▶ **GIVEN INSTRUCTION**: Replace "Tobacco" with "Cigarettes" in the records from the first line through the line that contains "legend-label: Apr Over", and write those lines out again with nothing else changed.

------------------------------------------------

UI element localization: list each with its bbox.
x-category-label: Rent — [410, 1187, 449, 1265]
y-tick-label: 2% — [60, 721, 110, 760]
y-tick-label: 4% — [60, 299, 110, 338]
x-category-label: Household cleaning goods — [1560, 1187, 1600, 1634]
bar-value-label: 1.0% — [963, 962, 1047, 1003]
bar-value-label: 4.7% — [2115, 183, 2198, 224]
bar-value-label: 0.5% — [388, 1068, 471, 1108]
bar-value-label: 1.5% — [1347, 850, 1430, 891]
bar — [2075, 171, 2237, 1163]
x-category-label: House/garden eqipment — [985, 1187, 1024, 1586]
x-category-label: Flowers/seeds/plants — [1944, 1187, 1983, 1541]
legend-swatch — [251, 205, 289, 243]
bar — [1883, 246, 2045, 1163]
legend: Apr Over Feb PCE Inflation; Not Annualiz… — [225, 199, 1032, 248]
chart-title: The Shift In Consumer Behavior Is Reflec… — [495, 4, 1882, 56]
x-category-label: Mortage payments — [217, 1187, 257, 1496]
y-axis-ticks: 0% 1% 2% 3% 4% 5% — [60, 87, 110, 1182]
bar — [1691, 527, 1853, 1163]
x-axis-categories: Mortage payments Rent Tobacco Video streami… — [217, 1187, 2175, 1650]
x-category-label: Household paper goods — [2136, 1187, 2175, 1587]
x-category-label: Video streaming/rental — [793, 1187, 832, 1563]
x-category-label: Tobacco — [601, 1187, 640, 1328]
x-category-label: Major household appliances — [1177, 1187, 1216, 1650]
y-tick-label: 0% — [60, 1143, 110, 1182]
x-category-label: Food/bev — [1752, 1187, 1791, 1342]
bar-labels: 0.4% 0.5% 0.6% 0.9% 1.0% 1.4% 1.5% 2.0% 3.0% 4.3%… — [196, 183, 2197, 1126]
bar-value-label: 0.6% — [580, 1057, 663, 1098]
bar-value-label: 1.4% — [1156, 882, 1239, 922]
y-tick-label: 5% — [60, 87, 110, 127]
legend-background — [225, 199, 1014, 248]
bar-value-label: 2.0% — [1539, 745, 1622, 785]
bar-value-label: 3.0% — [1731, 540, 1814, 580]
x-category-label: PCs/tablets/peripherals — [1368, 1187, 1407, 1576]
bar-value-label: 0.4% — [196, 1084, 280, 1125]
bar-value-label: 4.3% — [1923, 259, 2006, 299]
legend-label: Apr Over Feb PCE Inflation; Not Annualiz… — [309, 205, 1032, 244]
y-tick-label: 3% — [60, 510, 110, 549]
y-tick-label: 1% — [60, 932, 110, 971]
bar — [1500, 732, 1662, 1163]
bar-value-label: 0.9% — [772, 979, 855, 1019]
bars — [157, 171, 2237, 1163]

------------------------------------------------

▶ **SOLUTION FOR THIS PROBLEM**:
UI element localization: list each with its bbox.
x-category-label: Rent — [410, 1187, 449, 1265]
y-tick-label: 2% — [60, 721, 110, 760]
y-tick-label: 4% — [60, 299, 110, 338]
x-category-label: Household cleaning goods — [1560, 1187, 1600, 1634]
bar-value-label: 1.0% — [963, 962, 1047, 1003]
bar-value-label: 4.7% — [2115, 183, 2198, 224]
bar-value-label: 0.5% — [388, 1068, 471, 1108]
bar-value-label: 1.5% — [1347, 850, 1430, 891]
bar — [2075, 171, 2237, 1163]
x-category-label: House/garden eqipment — [985, 1187, 1024, 1586]
x-category-label: Flowers/seeds/plants — [1944, 1187, 1983, 1541]
legend-swatch — [251, 205, 289, 243]
bar — [1883, 246, 2045, 1163]
legend: Apr Over Feb PCE Inflation; Not Annualiz… — [225, 199, 1032, 248]
chart-title: The Shift In Consumer Behavior Is Reflec… — [495, 4, 1882, 56]
x-category-label: Mortage payments — [217, 1187, 257, 1496]
y-axis-ticks: 0% 1% 2% 3% 4% 5% — [60, 87, 110, 1182]
bar — [1691, 527, 1853, 1163]
x-axis-categories: Mortage payments Rent Cigarettes Video streami… — [217, 1187, 2175, 1650]
x-category-label: Household paper goods — [2136, 1187, 2175, 1587]
x-category-label: Video streaming/rental — [793, 1187, 832, 1563]
x-category-label: Cigarettes — [601, 1187, 640, 1328]
x-category-label: Major household appliances — [1177, 1187, 1216, 1650]
y-tick-label: 0% — [60, 1143, 110, 1182]
x-category-label: Food/bev — [1752, 1187, 1791, 1342]
bar-labels: 0.4% 0.5% 0.6% 0.9% 1.0% 1.4% 1.5% 2.0% 3.0% 4.3%… — [196, 183, 2197, 1126]
bar-value-label: 0.6% — [580, 1057, 663, 1098]
bar-value-label: 1.4% — [1156, 882, 1239, 922]
y-tick-label: 5% — [60, 87, 110, 127]
legend-background — [225, 199, 1014, 248]
bar-value-label: 2.0% — [1539, 745, 1622, 785]
bar-value-label: 3.0% — [1731, 540, 1814, 580]
x-category-label: PCs/tablets/peripherals — [1368, 1187, 1407, 1576]
bar-value-label: 0.4% — [196, 1084, 280, 1125]
bar-value-label: 4.3% — [1923, 259, 2006, 299]
legend-label: Apr Over Feb PCE Inflation; Not Annualiz… — [309, 205, 1032, 244]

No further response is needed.